### Work instructions
Output each entry verbatim and exclude every picture from it.

━━━━━━━━━━━━━━━━━━━━━━━━━━━━━━

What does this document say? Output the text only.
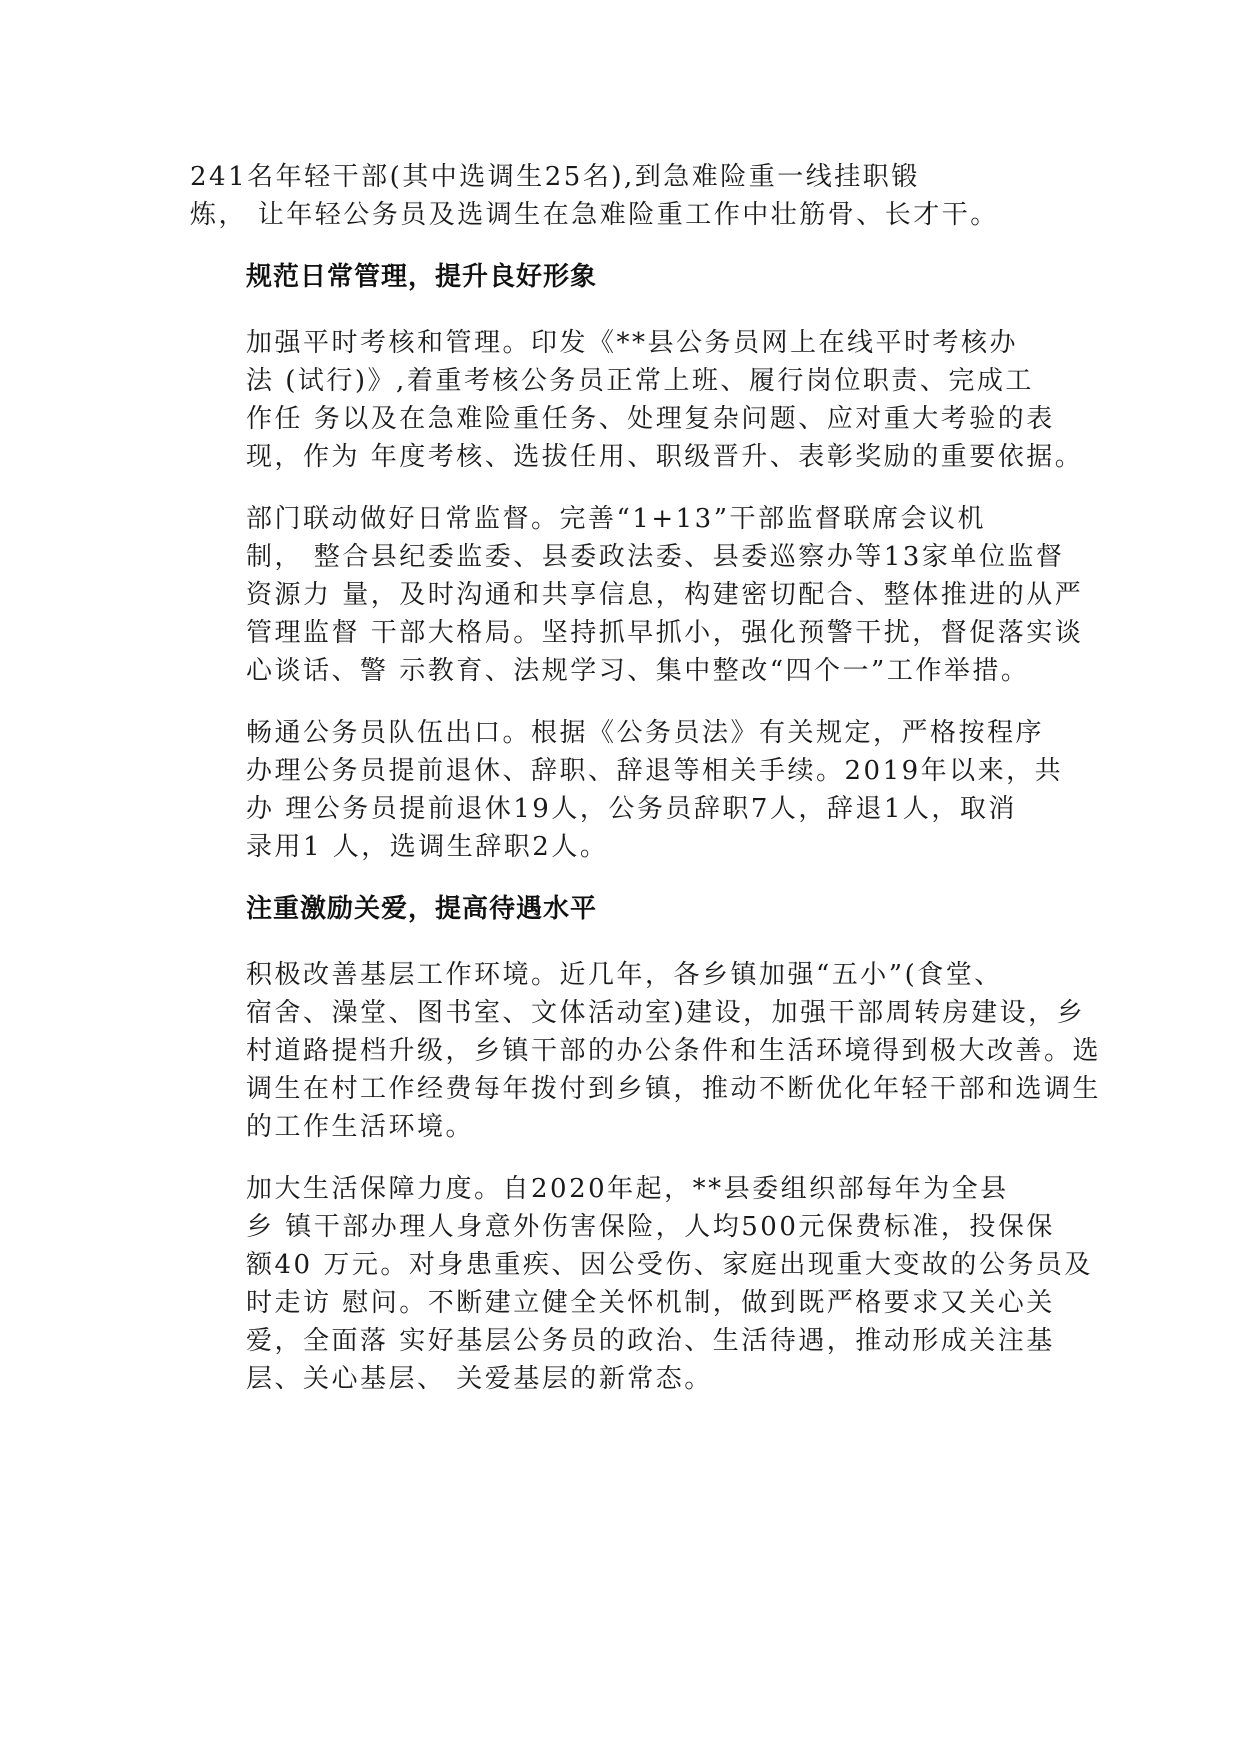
241名年轻干部(其中选调生25名),到急难险重一线挂职锻
炼， 让年轻公务员及选调生在急难险重工作中壮筋骨、长才干。

规范日常管理，提升良好形象

加强平时考核和管理。印发《**县公务员网上在线平时考核办
法 (试行)》,着重考核公务员正常上班、履行岗位职责、完成工
作任 务以及在急难险重任务、处理复杂问题、应对重大考验的表
现，作为 年度考核、选拔任用、职级晋升、表彰奖励的重要依据。

部门联动做好日常监督。完善“1+13”干部监督联席会议机
制， 整合县纪委监委、县委政法委、县委巡察办等13家单位监督
资源力 量，及时沟通和共享信息，构建密切配合、整体推进的从严
管理监督 干部大格局。坚持抓早抓小，强化预警干扰，督促落实谈
心谈话、警 示教育、法规学习、集中整改“四个一”工作举措。

畅通公务员队伍出口。根据《公务员法》有关规定，严格按程序
办理公务员提前退休、辞职、辞退等相关手续。2019年以来，共
办 理公务员提前退休19人，公务员辞职7人，辞退1人，取消
录用1 人，选调生辞职2人。

注重激励关爱，提高待遇水平

积极改善基层工作环境。近几年，各乡镇加强“五小”(食堂、
宿舍、澡堂、图书室、文体活动室)建设，加强干部周转房建设，乡
村道路提档升级，乡镇干部的办公条件和生活环境得到极大改善。选
调生在村工作经费每年拨付到乡镇，推动不断优化年轻干部和选调生
的工作生活环境。

加大生活保障力度。自2020年起，**县委组织部每年为全县
乡 镇干部办理人身意外伤害保险，人均500元保费标准，投保保
额40 万元。对身患重疾、因公受伤、家庭出现重大变故的公务员及
时走访 慰问。不断建立健全关怀机制，做到既严格要求又关心关
爱，全面落 实好基层公务员的政治、生活待遇，推动形成关注基
层、关心基层、 关爱基层的新常态。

━━━━━━━━━━━━━━━━━━━━━━━━━━━━━━

### Solution below
What does this document say? Output the text only.
241名年轻干部(其中选调生25名),到急难险重一线挂职锻
炼， 让年轻公务员及选调生在急难险重工作中壮筋骨、长才干。

规范日常管理，提升良好形象

加强平时考核和管理。印发《**县公务员网上在线平时考核办
法 (试行)》,着重考核公务员正常上班、履行岗位职责、完成工
作任 务以及在急难险重任务、处理复杂问题、应对重大考验的表
现，作为 年度考核、选拔任用、职级晋升、表彰奖励的重要依据。

部门联动做好日常监督。完善“1+13”干部监督联席会议机
制， 整合县纪委监委、县委政法委、县委巡察办等13家单位监督
资源力 量，及时沟通和共享信息，构建密切配合、整体推进的从严
管理监督 干部大格局。坚持抓早抓小，强化预警干扰，督促落实谈
心谈话、警 示教育、法规学习、集中整改“四个一”工作举措。

畅通公务员队伍出口。根据《公务员法》有关规定，严格按程序
办理公务员提前退休、辞职、辞退等相关手续。2019年以来，共
办 理公务员提前退休19人，公务员辞职7人，辞退1人，取消
录用1 人，选调生辞职2人。

注重激励关爱，提高待遇水平

积极改善基层工作环境。近几年，各乡镇加强“五小”(食堂、
宿舍、澡堂、图书室、文体活动室)建设，加强干部周转房建设，乡
村道路提档升级，乡镇干部的办公条件和生活环境得到极大改善。选
调生在村工作经费每年拨付到乡镇，推动不断优化年轻干部和选调生
的工作生活环境。

加大生活保障力度。自2020年起，**县委组织部每年为全县
乡 镇干部办理人身意外伤害保险，人均500元保费标准，投保保
额40 万元。对身患重疾、因公受伤、家庭出现重大变故的公务员及
时走访 慰问。不断建立健全关怀机制，做到既严格要求又关心关
爱，全面落 实好基层公务员的政治、生活待遇，推动形成关注基
层、关心基层、 关爱基层的新常态。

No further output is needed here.